> [STATED GOAL]: Each line in the entries below that holds the string "Industry" is to be listed.
--- Start TASK DATA ---
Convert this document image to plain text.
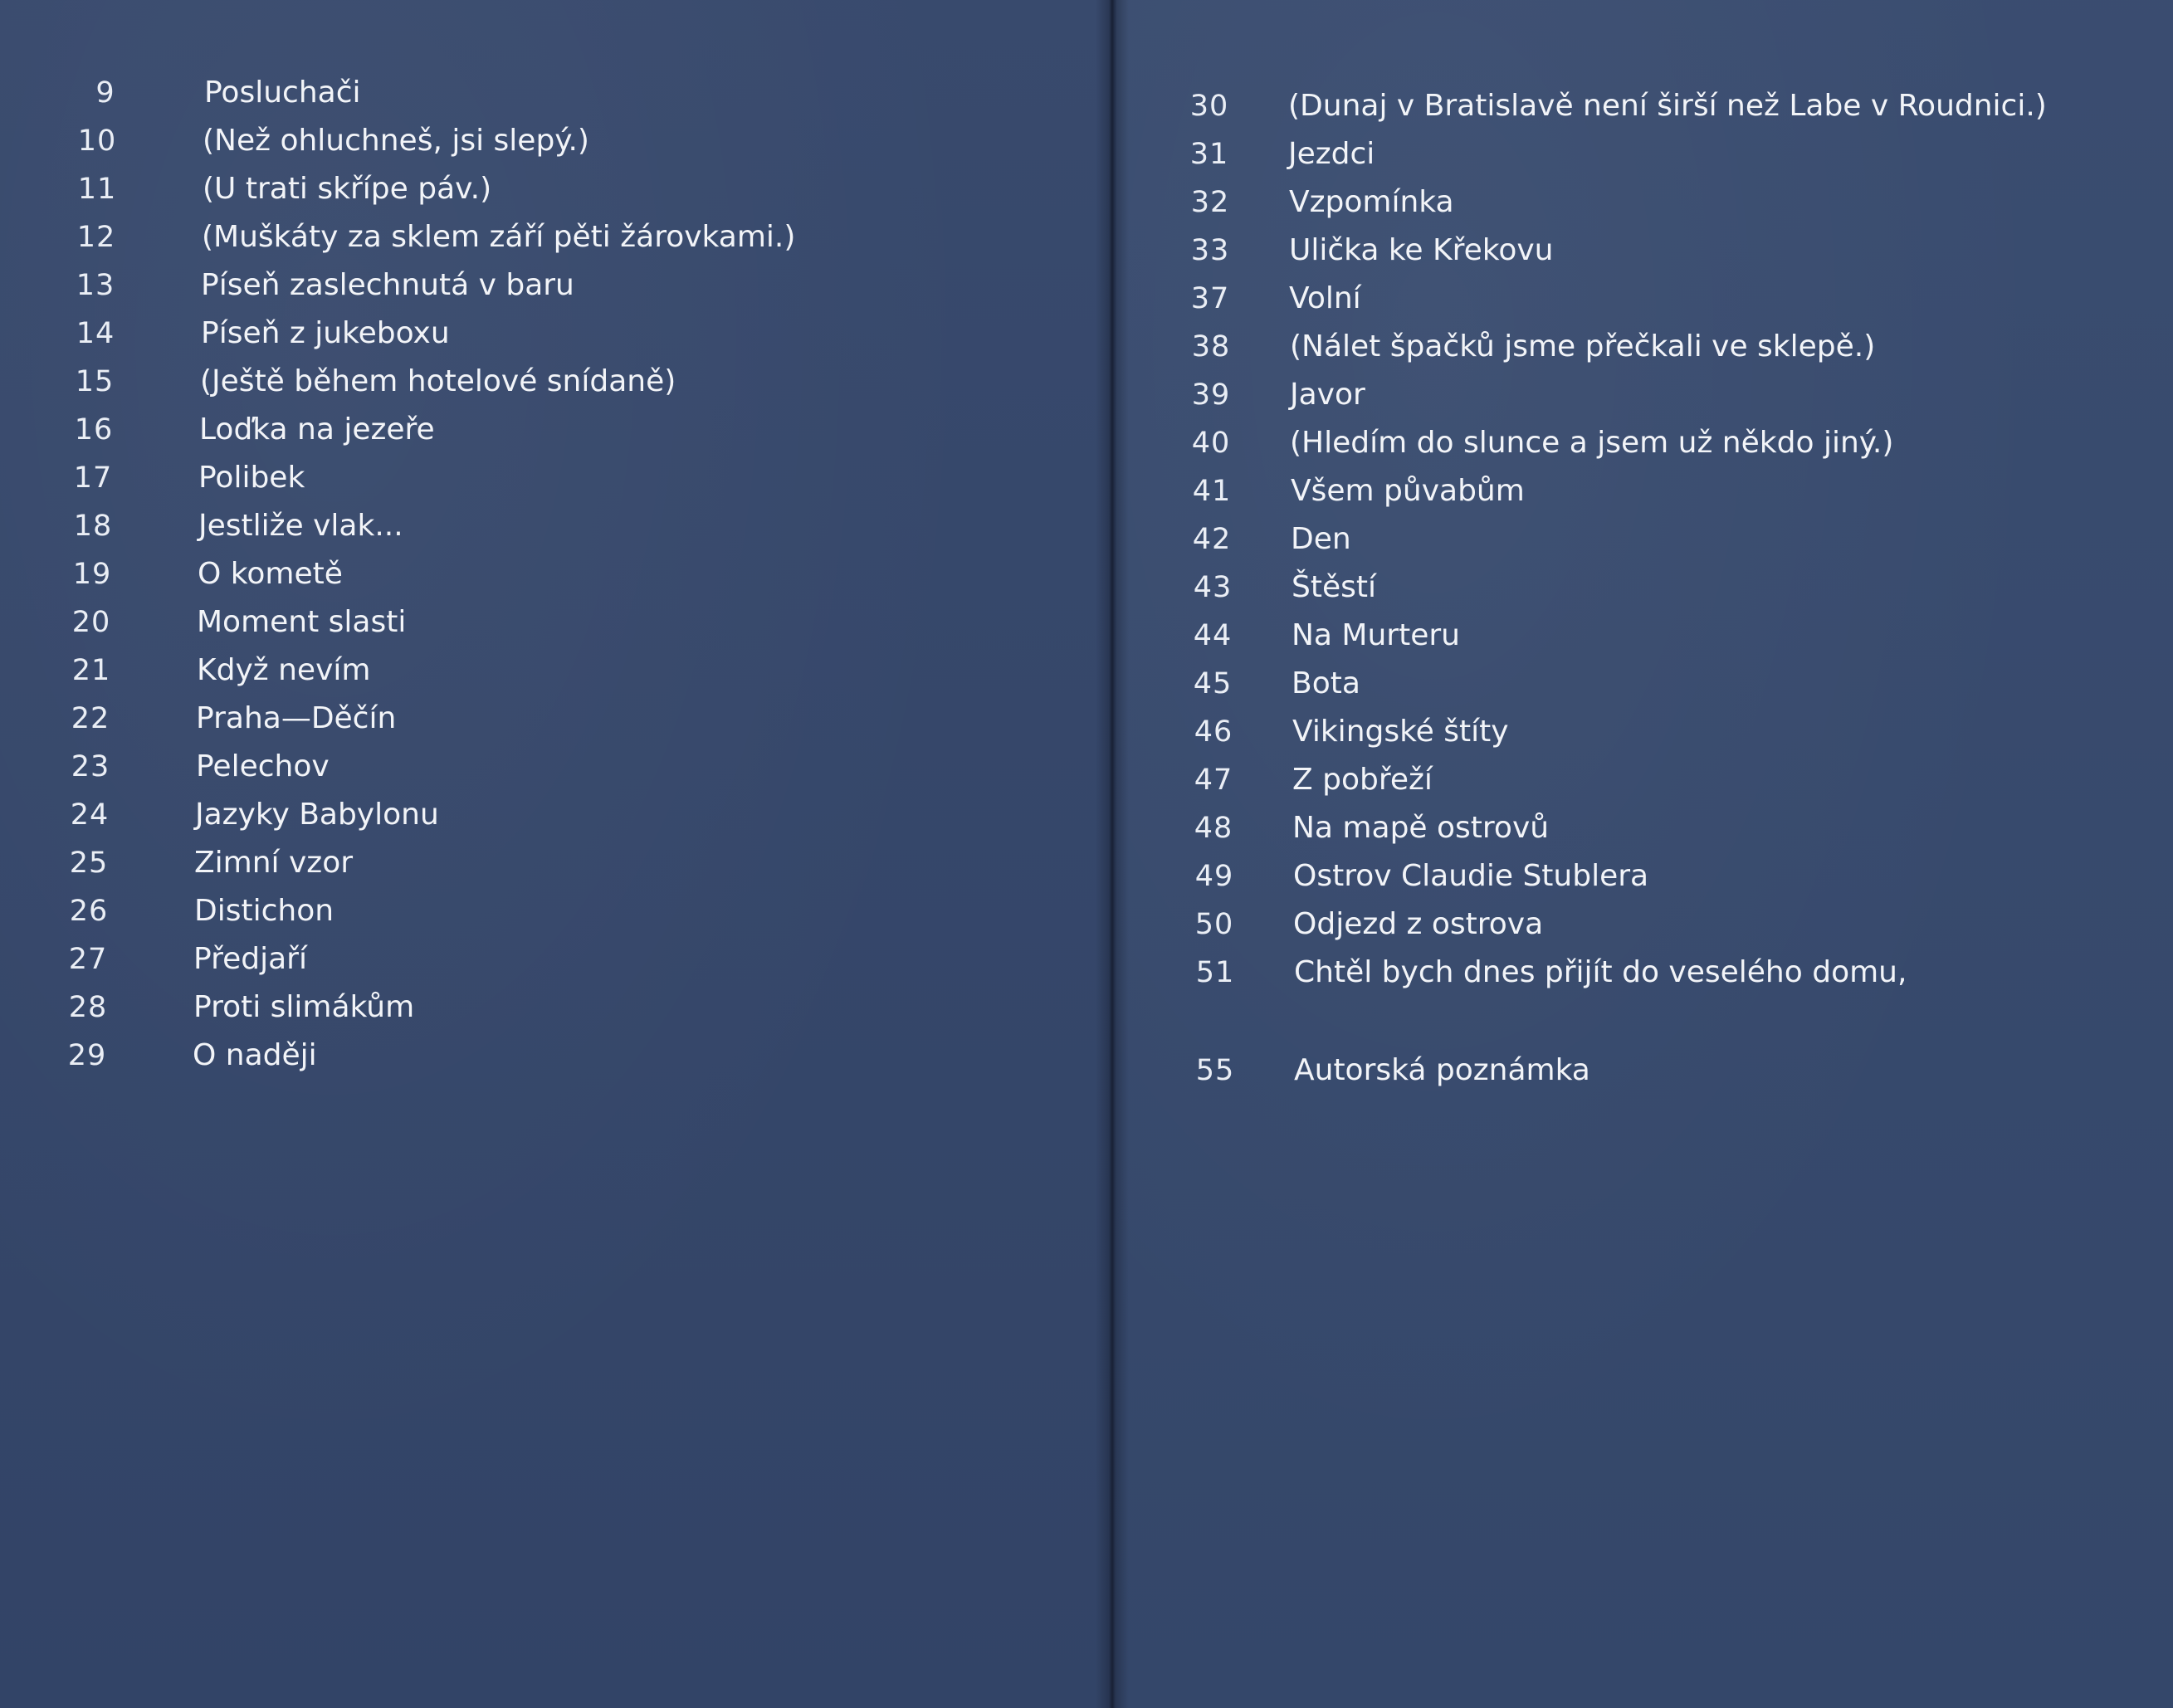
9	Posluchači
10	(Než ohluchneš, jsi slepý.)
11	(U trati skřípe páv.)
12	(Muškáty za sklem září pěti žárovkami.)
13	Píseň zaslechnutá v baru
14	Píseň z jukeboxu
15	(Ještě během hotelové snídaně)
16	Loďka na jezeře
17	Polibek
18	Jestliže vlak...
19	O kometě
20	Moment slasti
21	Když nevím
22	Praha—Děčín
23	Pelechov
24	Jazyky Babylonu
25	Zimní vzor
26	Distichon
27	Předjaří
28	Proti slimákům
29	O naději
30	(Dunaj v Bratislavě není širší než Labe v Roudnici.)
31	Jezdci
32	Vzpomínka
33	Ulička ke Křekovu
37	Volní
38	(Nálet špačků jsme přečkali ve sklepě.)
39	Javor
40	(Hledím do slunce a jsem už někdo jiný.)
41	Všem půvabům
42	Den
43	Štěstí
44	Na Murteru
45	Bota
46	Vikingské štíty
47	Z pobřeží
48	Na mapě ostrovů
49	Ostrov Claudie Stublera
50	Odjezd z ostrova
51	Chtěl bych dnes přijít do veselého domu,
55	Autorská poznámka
--- End TASK DATA ---
--- Start TASK DATA ---
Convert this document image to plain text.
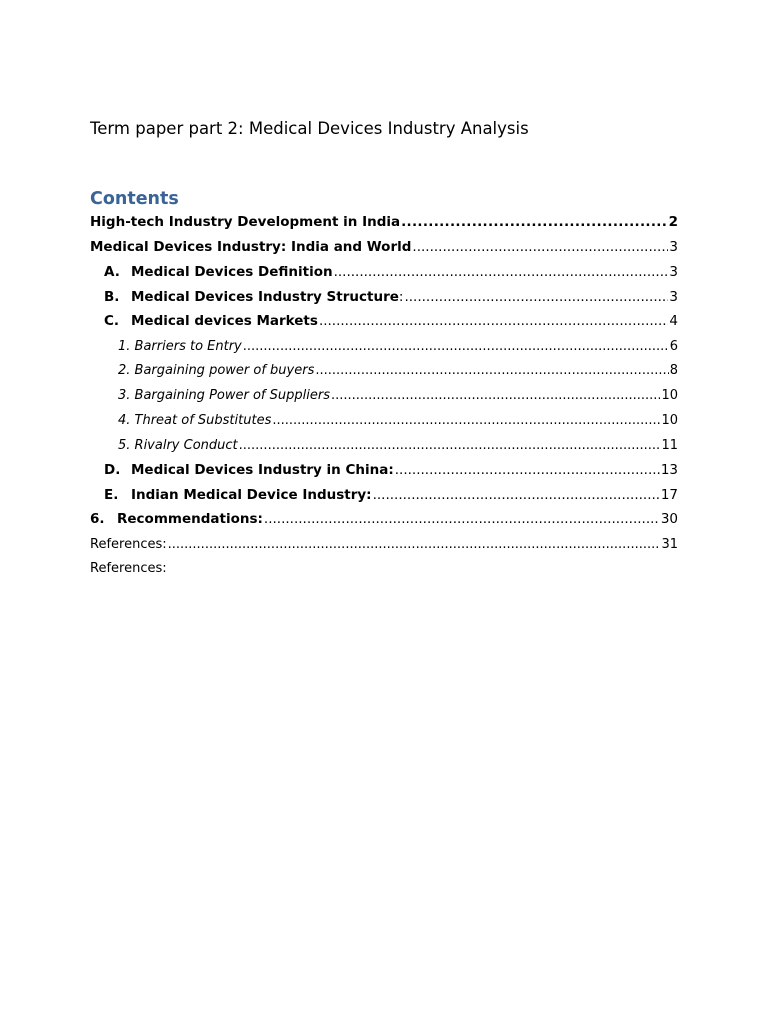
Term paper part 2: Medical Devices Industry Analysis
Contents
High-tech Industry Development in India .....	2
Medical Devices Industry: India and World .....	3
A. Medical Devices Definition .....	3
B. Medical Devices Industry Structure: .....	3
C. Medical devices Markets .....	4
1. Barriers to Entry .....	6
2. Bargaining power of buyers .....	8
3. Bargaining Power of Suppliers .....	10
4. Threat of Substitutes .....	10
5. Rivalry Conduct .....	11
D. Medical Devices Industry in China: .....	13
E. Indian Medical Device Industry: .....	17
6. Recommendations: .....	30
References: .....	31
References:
--- End TASK DATA ---
> [ANSWER TO THE EXERCISE]:
Term paper part 2: Medical Devices Industry Analysis
High-tech Industry Development in India .....	2
Medical Devices Industry: India and World .....	3
B. Medical Devices Industry Structure: .....	3
D. Medical Devices Industry in China: .....	13
E. Indian Medical Device Industry: .....	17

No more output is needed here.